<<<<
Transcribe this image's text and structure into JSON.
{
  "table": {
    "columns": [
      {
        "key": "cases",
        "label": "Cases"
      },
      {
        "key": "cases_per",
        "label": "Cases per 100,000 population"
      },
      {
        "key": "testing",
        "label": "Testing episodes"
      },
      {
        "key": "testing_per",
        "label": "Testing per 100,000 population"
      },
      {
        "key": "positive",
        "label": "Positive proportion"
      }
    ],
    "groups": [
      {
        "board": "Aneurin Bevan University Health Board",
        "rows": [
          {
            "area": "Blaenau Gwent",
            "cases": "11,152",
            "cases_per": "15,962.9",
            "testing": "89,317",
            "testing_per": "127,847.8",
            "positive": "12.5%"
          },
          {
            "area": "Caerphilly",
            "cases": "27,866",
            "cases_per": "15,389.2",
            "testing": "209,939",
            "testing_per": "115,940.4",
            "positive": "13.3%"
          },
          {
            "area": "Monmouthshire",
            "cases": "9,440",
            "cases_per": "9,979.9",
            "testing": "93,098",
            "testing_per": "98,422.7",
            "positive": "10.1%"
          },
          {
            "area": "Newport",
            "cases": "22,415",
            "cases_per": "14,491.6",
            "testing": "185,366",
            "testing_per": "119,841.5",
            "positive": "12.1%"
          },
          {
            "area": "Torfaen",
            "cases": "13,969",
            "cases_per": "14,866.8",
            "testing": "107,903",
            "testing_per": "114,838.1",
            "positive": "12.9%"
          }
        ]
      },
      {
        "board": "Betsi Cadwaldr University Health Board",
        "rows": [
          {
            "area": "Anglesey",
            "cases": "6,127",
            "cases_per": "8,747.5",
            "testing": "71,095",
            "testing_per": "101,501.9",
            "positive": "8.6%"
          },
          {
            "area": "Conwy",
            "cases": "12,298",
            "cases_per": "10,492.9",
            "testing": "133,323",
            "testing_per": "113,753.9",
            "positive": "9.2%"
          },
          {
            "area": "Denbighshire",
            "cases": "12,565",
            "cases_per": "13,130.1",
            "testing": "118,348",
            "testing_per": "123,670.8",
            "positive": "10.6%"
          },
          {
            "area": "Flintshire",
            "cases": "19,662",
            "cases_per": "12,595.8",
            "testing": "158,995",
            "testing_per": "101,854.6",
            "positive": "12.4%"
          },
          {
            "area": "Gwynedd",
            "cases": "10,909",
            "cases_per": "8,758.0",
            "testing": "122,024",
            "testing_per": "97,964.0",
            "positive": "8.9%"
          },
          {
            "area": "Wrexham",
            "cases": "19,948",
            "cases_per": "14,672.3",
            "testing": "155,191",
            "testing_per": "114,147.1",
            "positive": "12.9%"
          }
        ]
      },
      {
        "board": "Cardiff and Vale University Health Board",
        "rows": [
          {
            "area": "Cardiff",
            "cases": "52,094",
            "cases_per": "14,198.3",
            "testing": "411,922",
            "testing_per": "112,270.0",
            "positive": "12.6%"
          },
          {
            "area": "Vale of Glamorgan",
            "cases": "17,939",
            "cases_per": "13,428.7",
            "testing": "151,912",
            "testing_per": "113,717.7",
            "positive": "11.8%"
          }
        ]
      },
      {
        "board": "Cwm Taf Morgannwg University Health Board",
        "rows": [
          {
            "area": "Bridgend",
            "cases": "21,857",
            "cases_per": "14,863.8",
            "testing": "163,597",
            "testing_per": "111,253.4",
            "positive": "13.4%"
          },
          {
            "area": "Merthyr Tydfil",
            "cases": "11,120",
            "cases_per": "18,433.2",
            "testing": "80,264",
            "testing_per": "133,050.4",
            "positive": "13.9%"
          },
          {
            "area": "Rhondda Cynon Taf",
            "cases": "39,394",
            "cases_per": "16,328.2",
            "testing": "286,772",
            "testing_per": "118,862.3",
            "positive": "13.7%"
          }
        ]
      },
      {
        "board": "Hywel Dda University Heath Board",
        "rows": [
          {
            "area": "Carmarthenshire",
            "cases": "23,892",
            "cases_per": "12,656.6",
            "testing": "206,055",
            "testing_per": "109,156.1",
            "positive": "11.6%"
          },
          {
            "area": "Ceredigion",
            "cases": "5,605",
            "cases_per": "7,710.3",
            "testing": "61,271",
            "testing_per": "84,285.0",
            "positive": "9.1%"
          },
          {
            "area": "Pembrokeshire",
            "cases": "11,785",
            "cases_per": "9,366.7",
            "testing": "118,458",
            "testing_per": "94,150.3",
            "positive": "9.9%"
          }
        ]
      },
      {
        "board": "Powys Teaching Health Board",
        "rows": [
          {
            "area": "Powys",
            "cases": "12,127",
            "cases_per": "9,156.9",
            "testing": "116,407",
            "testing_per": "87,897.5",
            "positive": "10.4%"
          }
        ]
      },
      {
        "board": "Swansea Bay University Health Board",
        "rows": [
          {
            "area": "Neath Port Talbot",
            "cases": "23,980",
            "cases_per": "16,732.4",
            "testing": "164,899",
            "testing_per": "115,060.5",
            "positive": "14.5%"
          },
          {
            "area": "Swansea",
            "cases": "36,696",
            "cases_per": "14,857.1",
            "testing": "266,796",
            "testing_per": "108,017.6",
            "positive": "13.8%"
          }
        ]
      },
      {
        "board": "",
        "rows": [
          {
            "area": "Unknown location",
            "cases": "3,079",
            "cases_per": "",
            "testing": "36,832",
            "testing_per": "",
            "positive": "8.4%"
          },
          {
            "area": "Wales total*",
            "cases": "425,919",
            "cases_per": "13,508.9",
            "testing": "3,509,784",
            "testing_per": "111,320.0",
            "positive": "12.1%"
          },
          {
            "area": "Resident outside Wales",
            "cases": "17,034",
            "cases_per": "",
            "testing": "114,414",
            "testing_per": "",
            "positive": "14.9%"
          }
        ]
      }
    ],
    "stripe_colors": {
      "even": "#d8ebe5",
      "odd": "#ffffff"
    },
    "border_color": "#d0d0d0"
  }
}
>>>>
### WHAT YOU SHOULD DO:
Reproduce the material above, every line of it, exactly.

### RESULT OF THIS EXERCISE:
Transcribe this image's text and structure into JSON.
{
  "table": {
    "columns": [
      {
        "key": "cases",
        "label": "Cases"
      },
      {
        "key": "cases_per",
        "label": "Cases per 100,000 population"
      },
      {
        "key": "testing",
        "label": "Testing episodes"
      },
      {
        "key": "testing_per",
        "label": "Testing per 100,000 population"
      },
      {
        "key": "positive",
        "label": "Positive proportion"
      }
    ],
    "groups": [
      {
        "board": "Aneurin Bevan University Health Board",
        "rows": [
          {
            "area": "Blaenau Gwent",
            "cases": "11,152",
            "cases_per": "15,962.9",
            "testing": "89,317",
            "testing_per": "127,847.8",
            "positive": "12.5%"
          },
          {
            "area": "Caerphilly",
            "cases": "27,866",
            "cases_per": "15,389.2",
            "testing": "209,939",
            "testing_per": "115,940.4",
            "positive": "13.3%"
          },
          {
            "area": "Monmouthshire",
            "cases": "9,440",
            "cases_per": "9,979.9",
            "testing": "93,098",
            "testing_per": "98,422.7",
            "positive": "10.1%"
          },
          {
            "area": "Newport",
            "cases": "22,415",
            "cases_per": "14,491.6",
            "testing": "185,366",
            "testing_per": "119,841.5",
            "positive": "12.1%"
          },
          {
            "area": "Torfaen",
            "cases": "13,969",
            "cases_per": "14,866.8",
            "testing": "107,903",
            "testing_per": "114,838.1",
            "positive": "12.9%"
          }
        ]
      },
      {
        "board": "Betsi Cadwaldr University Health Board",
        "rows": [
          {
            "area": "Anglesey",
            "cases": "6,127",
            "cases_per": "8,747.5",
            "testing": "71,095",
            "testing_per": "101,501.9",
            "positive": "8.6%"
          },
          {
            "area": "Conwy",
            "cases": "12,298",
            "cases_per": "10,492.9",
            "testing": "133,323",
            "testing_per": "113,753.9",
            "positive": "9.2%"
          },
          {
            "area": "Denbighshire",
            "cases": "12,565",
            "cases_per": "13,130.1",
            "testing": "118,348",
            "testing_per": "123,670.8",
            "positive": "10.6%"
          },
          {
            "area": "Flintshire",
            "cases": "19,662",
            "cases_per": "12,595.8",
            "testing": "158,995",
            "testing_per": "101,854.6",
            "positive": "12.4%"
          },
          {
            "area": "Gwynedd",
            "cases": "10,909",
            "cases_per": "8,758.0",
            "testing": "122,024",
            "testing_per": "97,964.0",
            "positive": "8.9%"
          },
          {
            "area": "Wrexham",
            "cases": "19,948",
            "cases_per": "14,672.3",
            "testing": "155,191",
            "testing_per": "114,147.1",
            "positive": "12.9%"
          }
        ]
      },
      {
        "board": "Cardiff and Vale University Health Board",
        "rows": [
          {
            "area": "Cardiff",
            "cases": "52,094",
            "cases_per": "14,198.3",
            "testing": "411,922",
            "testing_per": "112,270.0",
            "positive": "12.6%"
          },
          {
            "area": "Vale of Glamorgan",
            "cases": "17,939",
            "cases_per": "13,428.7",
            "testing": "151,912",
            "testing_per": "113,717.7",
            "positive": "11.8%"
          }
        ]
      },
      {
        "board": "Cwm Taf Morgannwg University Health Board",
        "rows": [
          {
            "area": "Bridgend",
            "cases": "21,857",
            "cases_per": "14,863.8",
            "testing": "163,597",
            "testing_per": "111,253.4",
            "positive": "13.4%"
          },
          {
            "area": "Merthyr Tydfil",
            "cases": "11,120",
            "cases_per": "18,433.2",
            "testing": "80,264",
            "testing_per": "133,050.4",
            "positive": "13.9%"
          },
          {
            "area": "Rhondda Cynon Taf",
            "cases": "39,394",
            "cases_per": "16,328.2",
            "testing": "286,772",
            "testing_per": "118,862.3",
            "positive": "13.7%"
          }
        ]
      },
      {
        "board": "Hywel Dda University Heath Board",
        "rows": [
          {
            "area": "Carmarthenshire",
            "cases": "23,892",
            "cases_per": "12,656.6",
            "testing": "206,055",
            "testing_per": "109,156.1",
            "positive": "11.6%"
          },
          {
            "area": "Ceredigion",
            "cases": "5,605",
            "cases_per": "7,710.3",
            "testing": "61,271",
            "testing_per": "84,285.0",
            "positive": "9.1%"
          },
          {
            "area": "Pembrokeshire",
            "cases": "11,785",
            "cases_per": "9,366.7",
            "testing": "118,458",
            "testing_per": "94,150.3",
            "positive": "9.9%"
          }
        ]
      },
      {
        "board": "Powys Teaching Health Board",
        "rows": [
          {
            "area": "Powys",
            "cases": "12,127",
            "cases_per": "9,156.9",
            "testing": "116,407",
            "testing_per": "87,897.5",
            "positive": "10.4%"
          }
        ]
      },
      {
        "board": "Swansea Bay University Health Board",
        "rows": [
          {
            "area": "Neath Port Talbot",
            "cases": "23,980",
            "cases_per": "16,732.4",
            "testing": "164,899",
            "testing_per": "115,060.5",
            "positive": "14.5%"
          },
          {
            "area": "Swansea",
            "cases": "36,696",
            "cases_per": "14,857.1",
            "testing": "266,796",
            "testing_per": "108,017.6",
            "positive": "13.8%"
          }
        ]
      },
      {
        "board": "",
        "rows": [
          {
            "area": "Unknown location",
            "cases": "3,079",
            "cases_per": "",
            "testing": "36,832",
            "testing_per": "",
            "positive": "8.4%"
          },
          {
            "area": "Wales total*",
            "cases": "425,919",
            "cases_per": "13,508.9",
            "testing": "3,509,784",
            "testing_per": "111,320.0",
            "positive": "12.1%"
          },
          {
            "area": "Resident outside Wales",
            "cases": "17,034",
            "cases_per": "",
            "testing": "114,414",
            "testing_per": "",
            "positive": "14.9%"
          }
        ]
      }
    ],
    "stripe_colors": {
      "even": "#d8ebe5",
      "odd": "#ffffff"
    },
    "border_color": "#d0d0d0"
  }
}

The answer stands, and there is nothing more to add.